━━ Information given ━━
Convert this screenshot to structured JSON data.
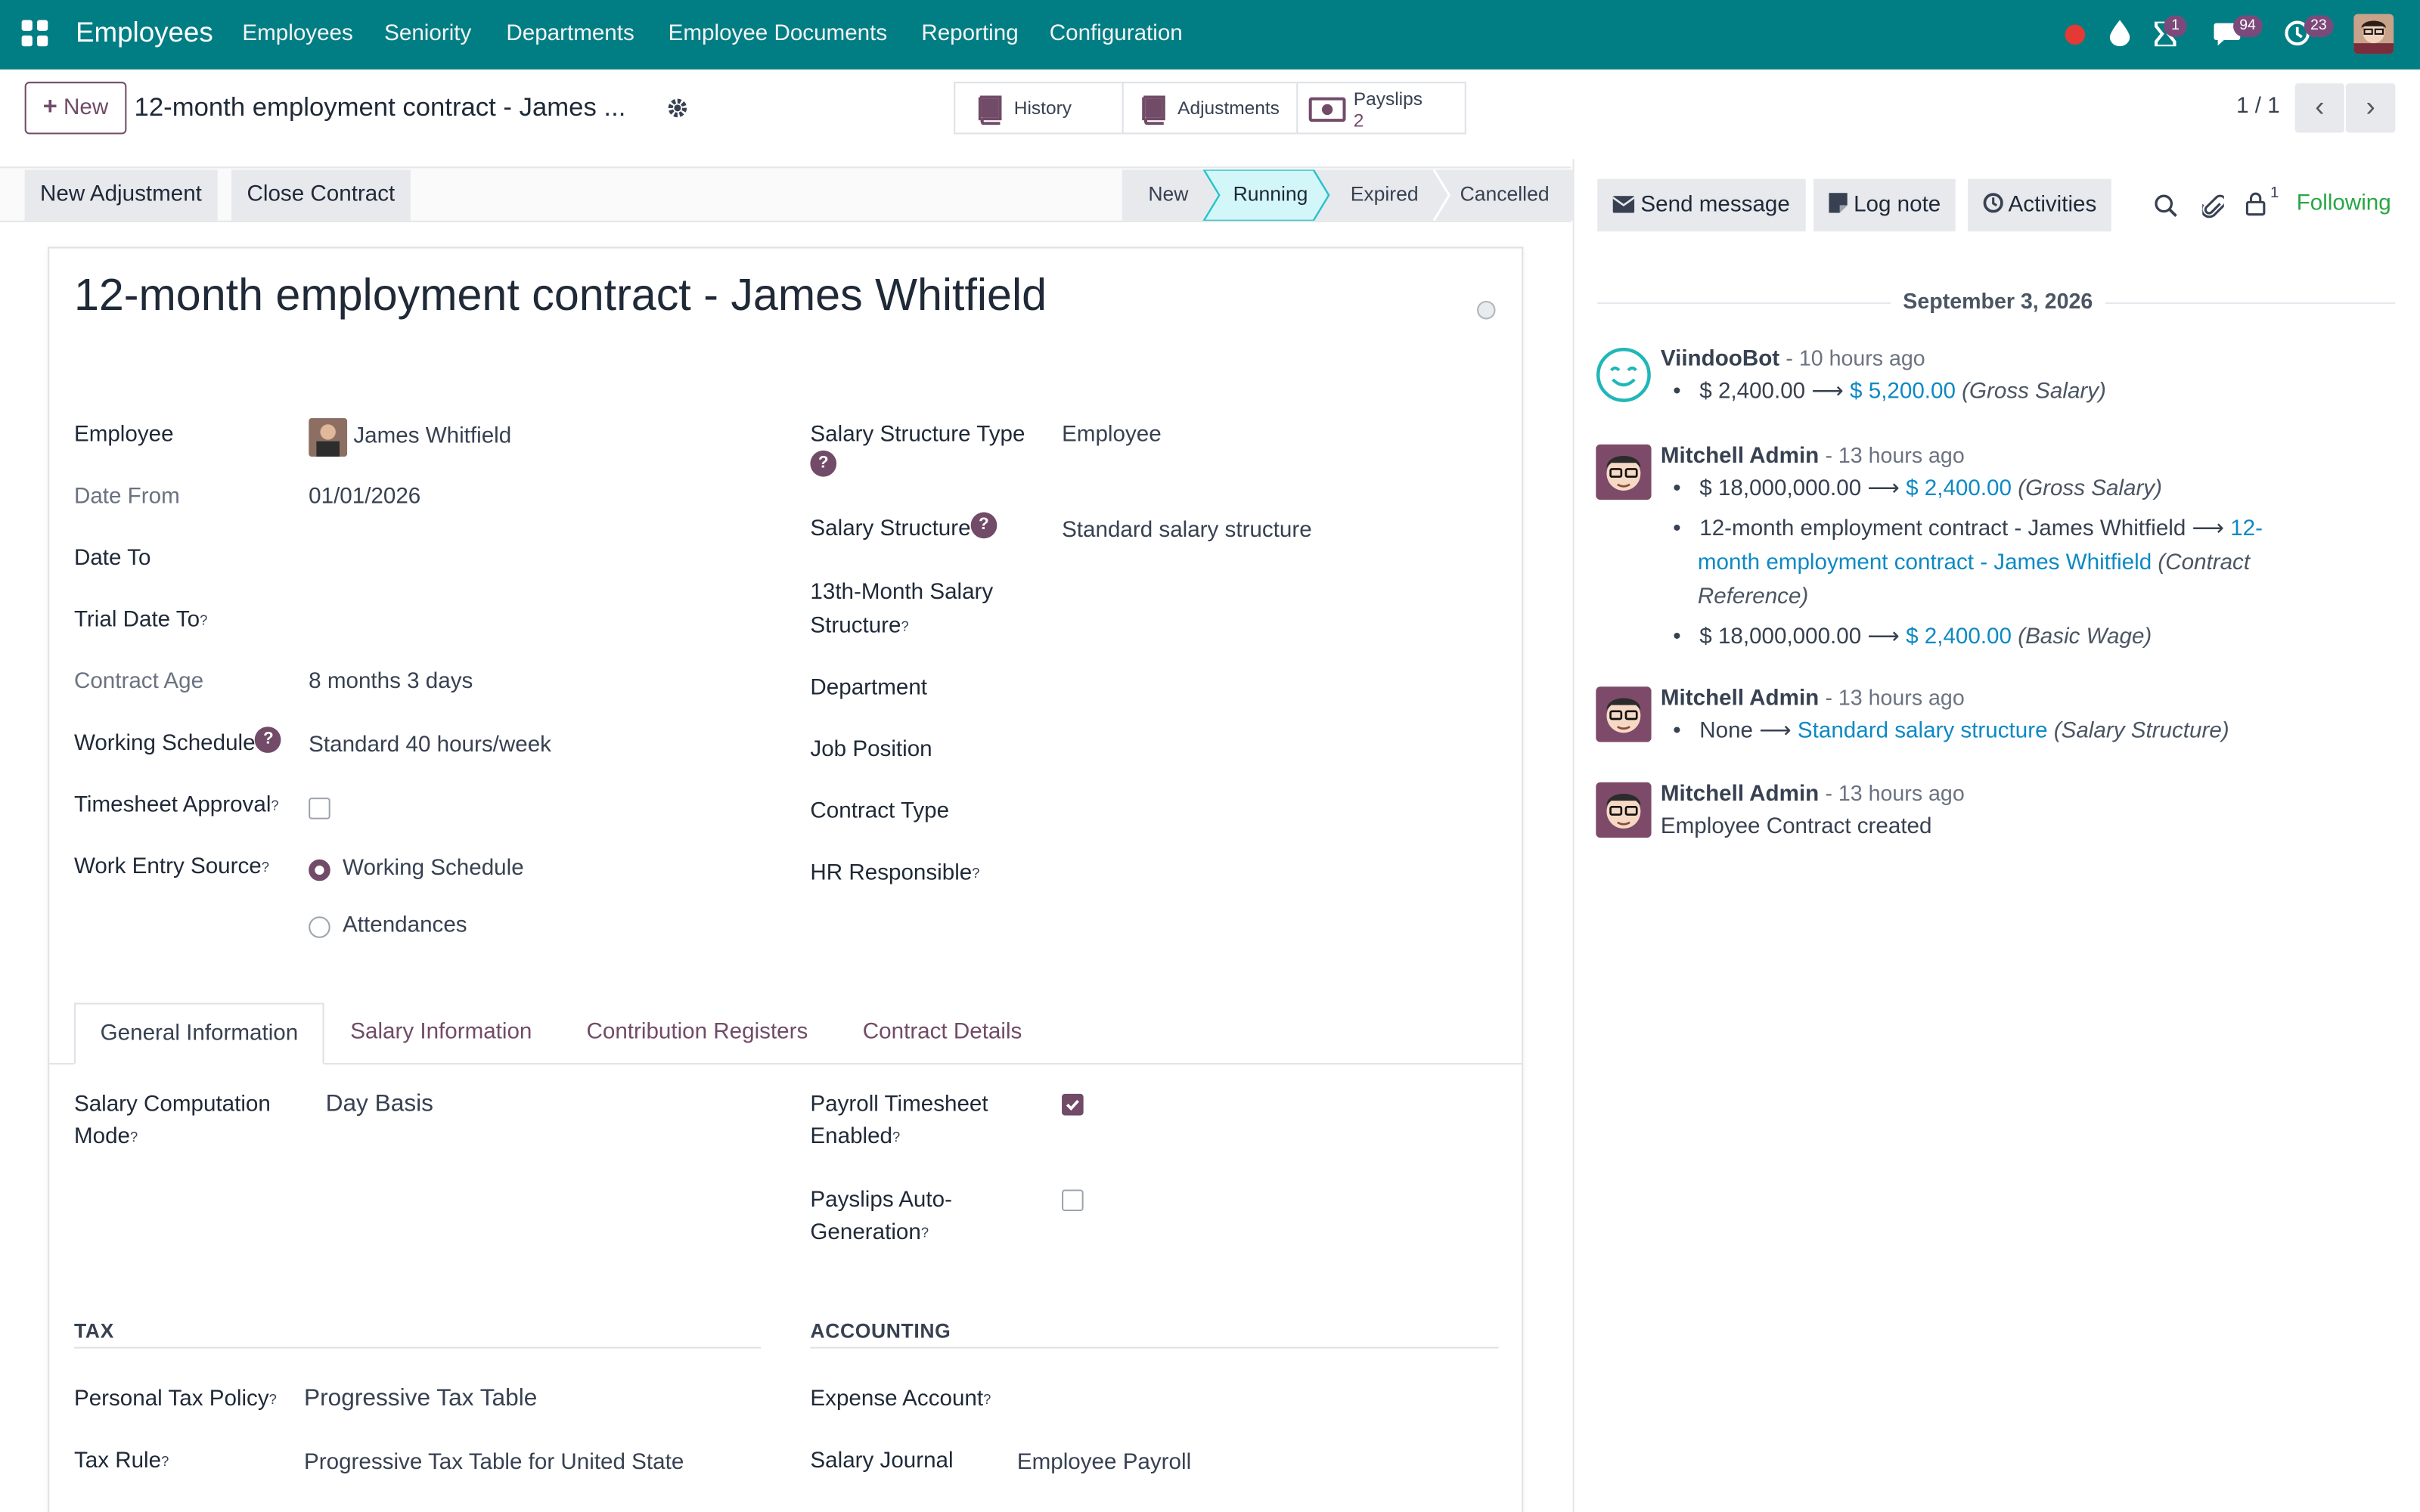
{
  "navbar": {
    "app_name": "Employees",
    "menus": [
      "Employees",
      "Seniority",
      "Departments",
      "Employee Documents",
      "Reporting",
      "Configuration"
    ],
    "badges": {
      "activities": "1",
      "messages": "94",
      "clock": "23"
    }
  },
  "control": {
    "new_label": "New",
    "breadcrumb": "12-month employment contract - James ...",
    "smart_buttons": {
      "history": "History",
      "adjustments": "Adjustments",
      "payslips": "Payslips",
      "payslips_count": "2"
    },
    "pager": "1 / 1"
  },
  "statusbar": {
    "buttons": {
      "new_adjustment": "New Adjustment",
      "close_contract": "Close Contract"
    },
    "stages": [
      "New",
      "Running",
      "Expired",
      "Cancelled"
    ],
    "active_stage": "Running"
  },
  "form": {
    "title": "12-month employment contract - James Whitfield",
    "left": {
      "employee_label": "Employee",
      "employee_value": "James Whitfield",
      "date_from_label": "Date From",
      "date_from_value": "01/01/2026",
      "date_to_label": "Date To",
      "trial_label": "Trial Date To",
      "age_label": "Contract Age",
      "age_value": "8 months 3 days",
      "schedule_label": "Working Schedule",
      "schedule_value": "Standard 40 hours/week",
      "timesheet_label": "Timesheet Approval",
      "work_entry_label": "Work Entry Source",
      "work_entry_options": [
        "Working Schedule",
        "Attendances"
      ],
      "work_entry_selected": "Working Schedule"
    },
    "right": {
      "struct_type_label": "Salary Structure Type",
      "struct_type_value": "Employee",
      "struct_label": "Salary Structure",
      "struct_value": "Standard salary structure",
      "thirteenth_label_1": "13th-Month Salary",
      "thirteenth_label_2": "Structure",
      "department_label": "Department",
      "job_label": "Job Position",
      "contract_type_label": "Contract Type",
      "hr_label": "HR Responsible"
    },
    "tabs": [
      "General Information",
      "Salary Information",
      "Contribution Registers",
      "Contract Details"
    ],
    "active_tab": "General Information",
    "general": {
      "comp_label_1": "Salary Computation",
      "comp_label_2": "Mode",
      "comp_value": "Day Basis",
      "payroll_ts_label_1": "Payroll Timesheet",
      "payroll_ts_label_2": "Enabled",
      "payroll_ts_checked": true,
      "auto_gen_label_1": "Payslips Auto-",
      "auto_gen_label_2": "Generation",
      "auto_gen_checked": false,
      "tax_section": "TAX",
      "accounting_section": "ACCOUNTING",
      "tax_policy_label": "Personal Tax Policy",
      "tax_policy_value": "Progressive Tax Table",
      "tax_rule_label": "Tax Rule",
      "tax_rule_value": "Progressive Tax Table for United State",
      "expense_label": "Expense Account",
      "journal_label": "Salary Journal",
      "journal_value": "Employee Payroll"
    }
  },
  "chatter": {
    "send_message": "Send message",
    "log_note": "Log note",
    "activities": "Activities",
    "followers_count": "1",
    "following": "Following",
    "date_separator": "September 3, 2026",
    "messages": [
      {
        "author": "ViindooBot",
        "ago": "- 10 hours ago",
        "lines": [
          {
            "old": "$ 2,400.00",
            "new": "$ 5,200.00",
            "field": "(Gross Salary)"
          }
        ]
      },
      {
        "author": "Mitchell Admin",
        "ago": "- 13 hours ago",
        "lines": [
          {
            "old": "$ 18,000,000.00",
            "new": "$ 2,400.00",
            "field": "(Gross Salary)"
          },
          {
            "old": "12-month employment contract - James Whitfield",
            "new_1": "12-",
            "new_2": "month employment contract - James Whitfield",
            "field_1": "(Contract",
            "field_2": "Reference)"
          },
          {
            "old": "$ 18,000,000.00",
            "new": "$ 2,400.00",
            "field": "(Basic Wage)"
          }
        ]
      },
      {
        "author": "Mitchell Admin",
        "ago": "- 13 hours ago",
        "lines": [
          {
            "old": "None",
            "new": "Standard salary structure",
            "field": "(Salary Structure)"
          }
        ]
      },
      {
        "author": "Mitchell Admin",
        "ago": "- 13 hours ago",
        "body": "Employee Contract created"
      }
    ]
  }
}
━━━
#### Instructions to follow
Exclude the pictures and transcribe all of the entries exactly.

#### Solution below
Convert this screenshot to structured JSON data.
{
  "navbar": {
    "app_name": "Employees",
    "menus": [
      "Employees",
      "Seniority",
      "Departments",
      "Employee Documents",
      "Reporting",
      "Configuration"
    ],
    "badges": {
      "activities": "1",
      "messages": "94",
      "clock": "23"
    }
  },
  "control": {
    "new_label": "New",
    "breadcrumb": "12-month employment contract - James ...",
    "smart_buttons": {
      "history": "History",
      "adjustments": "Adjustments",
      "payslips": "Payslips",
      "payslips_count": "2"
    },
    "pager": "1 / 1"
  },
  "statusbar": {
    "buttons": {
      "new_adjustment": "New Adjustment",
      "close_contract": "Close Contract"
    },
    "stages": [
      "New",
      "Running",
      "Expired",
      "Cancelled"
    ],
    "active_stage": "Running"
  },
  "form": {
    "title": "12-month employment contract - James Whitfield",
    "left": {
      "employee_label": "Employee",
      "employee_value": "James Whitfield",
      "date_from_label": "Date From",
      "date_from_value": "01/01/2026",
      "date_to_label": "Date To",
      "trial_label": "Trial Date To",
      "age_label": "Contract Age",
      "age_value": "8 months 3 days",
      "schedule_label": "Working Schedule",
      "schedule_value": "Standard 40 hours/week",
      "timesheet_label": "Timesheet Approval",
      "work_entry_label": "Work Entry Source",
      "work_entry_options": [
        "Working Schedule",
        "Attendances"
      ],
      "work_entry_selected": "Working Schedule"
    },
    "right": {
      "struct_type_label": "Salary Structure Type",
      "struct_type_value": "Employee",
      "struct_label": "Salary Structure",
      "struct_value": "Standard salary structure",
      "thirteenth_label_1": "13th-Month Salary",
      "thirteenth_label_2": "Structure",
      "department_label": "Department",
      "job_label": "Job Position",
      "contract_type_label": "Contract Type",
      "hr_label": "HR Responsible"
    },
    "tabs": [
      "General Information",
      "Salary Information",
      "Contribution Registers",
      "Contract Details"
    ],
    "active_tab": "General Information",
    "general": {
      "comp_label_1": "Salary Computation",
      "comp_label_2": "Mode",
      "comp_value": "Day Basis",
      "payroll_ts_label_1": "Payroll Timesheet",
      "payroll_ts_label_2": "Enabled",
      "payroll_ts_checked": true,
      "auto_gen_label_1": "Payslips Auto-",
      "auto_gen_label_2": "Generation",
      "auto_gen_checked": false,
      "tax_section": "TAX",
      "accounting_section": "ACCOUNTING",
      "tax_policy_label": "Personal Tax Policy",
      "tax_policy_value": "Progressive Tax Table",
      "tax_rule_label": "Tax Rule",
      "tax_rule_value": "Progressive Tax Table for United State",
      "expense_label": "Expense Account",
      "journal_label": "Salary Journal",
      "journal_value": "Employee Payroll"
    }
  },
  "chatter": {
    "send_message": "Send message",
    "log_note": "Log note",
    "activities": "Activities",
    "followers_count": "1",
    "following": "Following",
    "date_separator": "September 3, 2026",
    "messages": [
      {
        "author": "ViindooBot",
        "ago": "- 10 hours ago",
        "lines": [
          {
            "old": "$ 2,400.00",
            "new": "$ 5,200.00",
            "field": "(Gross Salary)"
          }
        ]
      },
      {
        "author": "Mitchell Admin",
        "ago": "- 13 hours ago",
        "lines": [
          {
            "old": "$ 18,000,000.00",
            "new": "$ 2,400.00",
            "field": "(Gross Salary)"
          },
          {
            "old": "12-month employment contract - James Whitfield",
            "new_1": "12-",
            "new_2": "month employment contract - James Whitfield",
            "field_1": "(Contract",
            "field_2": "Reference)"
          },
          {
            "old": "$ 18,000,000.00",
            "new": "$ 2,400.00",
            "field": "(Basic Wage)"
          }
        ]
      },
      {
        "author": "Mitchell Admin",
        "ago": "- 13 hours ago",
        "lines": [
          {
            "old": "None",
            "new": "Standard salary structure",
            "field": "(Salary Structure)"
          }
        ]
      },
      {
        "author": "Mitchell Admin",
        "ago": "- 13 hours ago",
        "body": "Employee Contract created"
      }
    ]
  }
}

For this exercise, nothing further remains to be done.